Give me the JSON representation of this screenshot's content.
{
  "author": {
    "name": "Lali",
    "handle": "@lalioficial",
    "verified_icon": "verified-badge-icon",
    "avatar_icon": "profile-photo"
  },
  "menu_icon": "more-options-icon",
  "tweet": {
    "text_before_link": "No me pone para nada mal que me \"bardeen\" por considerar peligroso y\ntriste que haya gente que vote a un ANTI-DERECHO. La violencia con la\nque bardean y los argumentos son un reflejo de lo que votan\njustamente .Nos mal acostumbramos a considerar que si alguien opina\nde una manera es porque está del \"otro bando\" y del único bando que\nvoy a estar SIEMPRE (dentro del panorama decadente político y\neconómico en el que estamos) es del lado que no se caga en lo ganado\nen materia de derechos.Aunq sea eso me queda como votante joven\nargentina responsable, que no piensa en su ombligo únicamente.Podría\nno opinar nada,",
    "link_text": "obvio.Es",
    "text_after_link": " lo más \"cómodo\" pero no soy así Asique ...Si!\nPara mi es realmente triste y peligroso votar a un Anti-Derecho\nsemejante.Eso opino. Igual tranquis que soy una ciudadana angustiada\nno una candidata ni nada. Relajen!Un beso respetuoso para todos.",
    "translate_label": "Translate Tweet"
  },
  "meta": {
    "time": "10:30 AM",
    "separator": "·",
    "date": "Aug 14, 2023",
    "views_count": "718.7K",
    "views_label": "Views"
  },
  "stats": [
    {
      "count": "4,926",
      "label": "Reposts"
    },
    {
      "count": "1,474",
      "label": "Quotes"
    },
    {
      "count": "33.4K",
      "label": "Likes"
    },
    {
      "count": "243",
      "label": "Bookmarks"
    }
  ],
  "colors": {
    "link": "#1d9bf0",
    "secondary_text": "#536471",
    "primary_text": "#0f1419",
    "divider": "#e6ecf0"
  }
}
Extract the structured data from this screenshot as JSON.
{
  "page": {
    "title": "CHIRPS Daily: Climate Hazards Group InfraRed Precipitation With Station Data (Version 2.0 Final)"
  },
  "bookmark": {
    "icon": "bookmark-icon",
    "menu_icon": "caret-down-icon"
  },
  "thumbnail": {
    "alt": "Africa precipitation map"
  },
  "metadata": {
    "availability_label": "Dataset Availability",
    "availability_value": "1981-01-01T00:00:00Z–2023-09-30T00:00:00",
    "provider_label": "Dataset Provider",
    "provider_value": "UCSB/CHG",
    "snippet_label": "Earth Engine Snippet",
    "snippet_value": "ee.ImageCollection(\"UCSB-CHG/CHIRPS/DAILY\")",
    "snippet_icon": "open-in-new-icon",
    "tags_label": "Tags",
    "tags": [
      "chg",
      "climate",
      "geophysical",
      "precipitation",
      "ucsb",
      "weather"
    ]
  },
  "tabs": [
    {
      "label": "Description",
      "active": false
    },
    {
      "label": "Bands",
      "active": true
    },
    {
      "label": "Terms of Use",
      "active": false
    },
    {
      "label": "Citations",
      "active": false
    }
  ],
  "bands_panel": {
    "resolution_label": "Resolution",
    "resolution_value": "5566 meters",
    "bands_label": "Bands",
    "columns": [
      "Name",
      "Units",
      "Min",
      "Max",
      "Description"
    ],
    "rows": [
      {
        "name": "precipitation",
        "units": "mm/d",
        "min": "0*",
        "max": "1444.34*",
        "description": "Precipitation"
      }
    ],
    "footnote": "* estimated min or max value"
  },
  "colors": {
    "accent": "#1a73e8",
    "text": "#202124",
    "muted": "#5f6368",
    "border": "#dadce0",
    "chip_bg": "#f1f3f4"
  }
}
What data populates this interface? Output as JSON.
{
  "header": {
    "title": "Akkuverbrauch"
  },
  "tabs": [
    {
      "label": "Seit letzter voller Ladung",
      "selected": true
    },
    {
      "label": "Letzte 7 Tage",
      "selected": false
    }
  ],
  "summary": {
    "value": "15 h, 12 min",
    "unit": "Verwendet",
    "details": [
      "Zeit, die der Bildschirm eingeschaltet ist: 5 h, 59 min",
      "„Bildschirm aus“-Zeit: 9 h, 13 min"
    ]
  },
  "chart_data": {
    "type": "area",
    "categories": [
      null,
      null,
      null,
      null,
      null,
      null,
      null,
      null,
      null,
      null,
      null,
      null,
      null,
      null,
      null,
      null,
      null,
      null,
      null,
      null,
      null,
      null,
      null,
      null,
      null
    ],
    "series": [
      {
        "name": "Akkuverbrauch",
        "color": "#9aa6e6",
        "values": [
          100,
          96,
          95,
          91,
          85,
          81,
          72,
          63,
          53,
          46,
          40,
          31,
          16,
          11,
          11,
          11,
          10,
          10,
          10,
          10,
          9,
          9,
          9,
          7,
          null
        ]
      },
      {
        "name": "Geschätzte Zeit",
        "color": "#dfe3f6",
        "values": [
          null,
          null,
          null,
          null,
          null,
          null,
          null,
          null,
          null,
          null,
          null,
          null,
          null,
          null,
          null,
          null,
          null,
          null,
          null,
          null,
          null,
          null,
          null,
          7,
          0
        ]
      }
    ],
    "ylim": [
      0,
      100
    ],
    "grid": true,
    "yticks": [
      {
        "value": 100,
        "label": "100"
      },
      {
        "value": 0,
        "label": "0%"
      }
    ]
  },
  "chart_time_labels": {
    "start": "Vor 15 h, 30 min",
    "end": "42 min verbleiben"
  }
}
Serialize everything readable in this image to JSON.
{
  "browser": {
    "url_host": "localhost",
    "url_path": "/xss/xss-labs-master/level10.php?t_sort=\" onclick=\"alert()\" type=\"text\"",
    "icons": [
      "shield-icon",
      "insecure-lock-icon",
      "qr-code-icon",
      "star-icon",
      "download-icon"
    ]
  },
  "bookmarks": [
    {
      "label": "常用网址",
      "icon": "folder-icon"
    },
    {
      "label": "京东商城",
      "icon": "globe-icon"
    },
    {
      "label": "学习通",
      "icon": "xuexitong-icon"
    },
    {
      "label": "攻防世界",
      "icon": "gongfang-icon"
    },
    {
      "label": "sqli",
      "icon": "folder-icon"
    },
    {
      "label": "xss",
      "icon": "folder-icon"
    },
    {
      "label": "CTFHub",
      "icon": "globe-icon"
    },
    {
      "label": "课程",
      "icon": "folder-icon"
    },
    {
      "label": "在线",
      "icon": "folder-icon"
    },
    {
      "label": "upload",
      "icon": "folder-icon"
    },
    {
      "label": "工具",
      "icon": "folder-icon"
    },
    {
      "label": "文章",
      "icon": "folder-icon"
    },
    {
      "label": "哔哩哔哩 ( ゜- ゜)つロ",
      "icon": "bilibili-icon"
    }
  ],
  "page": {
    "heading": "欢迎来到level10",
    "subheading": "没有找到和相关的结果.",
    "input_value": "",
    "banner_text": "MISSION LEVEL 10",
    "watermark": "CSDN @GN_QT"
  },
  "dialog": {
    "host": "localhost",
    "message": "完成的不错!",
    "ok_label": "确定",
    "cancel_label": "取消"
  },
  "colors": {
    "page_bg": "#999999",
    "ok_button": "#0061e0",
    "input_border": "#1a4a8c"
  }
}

--------

**WHAT TO PRODUCE:** Each entry above is to be printed again exactly.

**ANSWER TO THIS TASK:**
Give me the JSON representation of this screenshot's content.
{
  "author": {
    "name": "Lali",
    "handle": "@lalioficial",
    "verified_icon": "verified-badge-icon",
    "avatar_icon": "profile-photo"
  },
  "menu_icon": "more-options-icon",
  "tweet": {
    "text_before_link": "No me pone para nada mal que me \"bardeen\" por considerar peligroso y\ntriste que haya gente que vote a un ANTI-DERECHO. La violencia con la\nque bardean y los argumentos son un reflejo de lo que votan\njustamente .Nos mal acostumbramos a considerar que si alguien opina\nde una manera es porque está del \"otro bando\" y del único bando que\nvoy a estar SIEMPRE (dentro del panorama decadente político y\neconómico en el que estamos) es del lado que no se caga en lo ganado\nen materia de derechos.Aunq sea eso me queda como votante joven\nargentina responsable, que no piensa en su ombligo únicamente.Podría\nno opinar nada,",
    "link_text": "obvio.Es",
    "text_after_link": " lo más \"cómodo\" pero no soy así Asique ...Si!\nPara mi es realmente triste y peligroso votar a un Anti-Derecho\nsemejante.Eso opino. Igual tranquis que soy una ciudadana angustiada\nno una candidata ni nada. Relajen!Un beso respetuoso para todos.",
    "translate_label": "Translate Tweet"
  },
  "meta": {
    "time": "10:30 AM",
    "separator": "·",
    "date": "Aug 14, 2023",
    "views_count": "718.7K",
    "views_label": "Views"
  },
  "stats": [
    {
      "count": "4,926",
      "label": "Reposts"
    },
    {
      "count": "1,474",
      "label": "Quotes"
    },
    {
      "count": "33.4K",
      "label": "Likes"
    },
    {
      "count": "243",
      "label": "Bookmarks"
    }
  ],
  "colors": {
    "link": "#1d9bf0",
    "secondary_text": "#536471",
    "primary_text": "#0f1419",
    "divider": "#e6ecf0"
  }
}
Extract the structured data from this screenshot as JSON.
{
  "page": {
    "title": "CHIRPS Daily: Climate Hazards Group InfraRed Precipitation With Station Data (Version 2.0 Final)"
  },
  "bookmark": {
    "icon": "bookmark-icon",
    "menu_icon": "caret-down-icon"
  },
  "thumbnail": {
    "alt": "Africa precipitation map"
  },
  "metadata": {
    "availability_label": "Dataset Availability",
    "availability_value": "1981-01-01T00:00:00Z–2023-09-30T00:00:00",
    "provider_label": "Dataset Provider",
    "provider_value": "UCSB/CHG",
    "snippet_label": "Earth Engine Snippet",
    "snippet_value": "ee.ImageCollection(\"UCSB-CHG/CHIRPS/DAILY\")",
    "snippet_icon": "open-in-new-icon",
    "tags_label": "Tags",
    "tags": [
      "chg",
      "climate",
      "geophysical",
      "precipitation",
      "ucsb",
      "weather"
    ]
  },
  "tabs": [
    {
      "label": "Description",
      "active": false
    },
    {
      "label": "Bands",
      "active": true
    },
    {
      "label": "Terms of Use",
      "active": false
    },
    {
      "label": "Citations",
      "active": false
    }
  ],
  "bands_panel": {
    "resolution_label": "Resolution",
    "resolution_value": "5566 meters",
    "bands_label": "Bands",
    "columns": [
      "Name",
      "Units",
      "Min",
      "Max",
      "Description"
    ],
    "rows": [
      {
        "name": "precipitation",
        "units": "mm/d",
        "min": "0*",
        "max": "1444.34*",
        "description": "Precipitation"
      }
    ],
    "footnote": "* estimated min or max value"
  },
  "colors": {
    "accent": "#1a73e8",
    "text": "#202124",
    "muted": "#5f6368",
    "border": "#dadce0",
    "chip_bg": "#f1f3f4"
  }
}
What data populates this interface? Output as JSON.
{
  "header": {
    "title": "Akkuverbrauch"
  },
  "tabs": [
    {
      "label": "Seit letzter voller Ladung",
      "selected": true
    },
    {
      "label": "Letzte 7 Tage",
      "selected": false
    }
  ],
  "summary": {
    "value": "15 h, 12 min",
    "unit": "Verwendet",
    "details": [
      "Zeit, die der Bildschirm eingeschaltet ist: 5 h, 59 min",
      "„Bildschirm aus“-Zeit: 9 h, 13 min"
    ]
  },
  "chart_data": {
    "type": "area",
    "categories": [
      null,
      null,
      null,
      null,
      null,
      null,
      null,
      null,
      null,
      null,
      null,
      null,
      null,
      null,
      null,
      null,
      null,
      null,
      null,
      null,
      null,
      null,
      null,
      null,
      null
    ],
    "series": [
      {
        "name": "Akkuverbrauch",
        "color": "#9aa6e6",
        "values": [
          100,
          96,
          95,
          91,
          85,
          81,
          72,
          63,
          53,
          46,
          40,
          31,
          16,
          11,
          11,
          11,
          10,
          10,
          10,
          10,
          9,
          9,
          9,
          7,
          null
        ]
      },
      {
        "name": "Geschätzte Zeit",
        "color": "#dfe3f6",
        "values": [
          null,
          null,
          null,
          null,
          null,
          null,
          null,
          null,
          null,
          null,
          null,
          null,
          null,
          null,
          null,
          null,
          null,
          null,
          null,
          null,
          null,
          null,
          null,
          7,
          0
        ]
      }
    ],
    "ylim": [
      0,
      100
    ],
    "grid": true,
    "yticks": [
      {
        "value": 100,
        "label": "100"
      },
      {
        "value": 0,
        "label": "0%"
      }
    ]
  },
  "chart_time_labels": {
    "start": "Vor 15 h, 30 min",
    "end": "42 min verbleiben"
  }
}
Serialize everything readable in this image to JSON.
{
  "browser": {
    "url_host": "localhost",
    "url_path": "/xss/xss-labs-master/level10.php?t_sort=\" onclick=\"alert()\" type=\"text\"",
    "icons": [
      "shield-icon",
      "insecure-lock-icon",
      "qr-code-icon",
      "star-icon",
      "download-icon"
    ]
  },
  "bookmarks": [
    {
      "label": "常用网址",
      "icon": "folder-icon"
    },
    {
      "label": "京东商城",
      "icon": "globe-icon"
    },
    {
      "label": "学习通",
      "icon": "xuexitong-icon"
    },
    {
      "label": "攻防世界",
      "icon": "gongfang-icon"
    },
    {
      "label": "sqli",
      "icon": "folder-icon"
    },
    {
      "label": "xss",
      "icon": "folder-icon"
    },
    {
      "label": "CTFHub",
      "icon": "globe-icon"
    },
    {
      "label": "课程",
      "icon": "folder-icon"
    },
    {
      "label": "在线",
      "icon": "folder-icon"
    },
    {
      "label": "upload",
      "icon": "folder-icon"
    },
    {
      "label": "工具",
      "icon": "folder-icon"
    },
    {
      "label": "文章",
      "icon": "folder-icon"
    },
    {
      "label": "哔哩哔哩 ( ゜- ゜)つロ",
      "icon": "bilibili-icon"
    }
  ],
  "page": {
    "heading": "欢迎来到level10",
    "subheading": "没有找到和相关的结果.",
    "input_value": "",
    "banner_text": "MISSION LEVEL 10",
    "watermark": "CSDN @GN_QT"
  },
  "dialog": {
    "host": "localhost",
    "message": "完成的不错!",
    "ok_label": "确定",
    "cancel_label": "取消"
  },
  "colors": {
    "page_bg": "#999999",
    "ok_button": "#0061e0",
    "input_border": "#1a4a8c"
  }
}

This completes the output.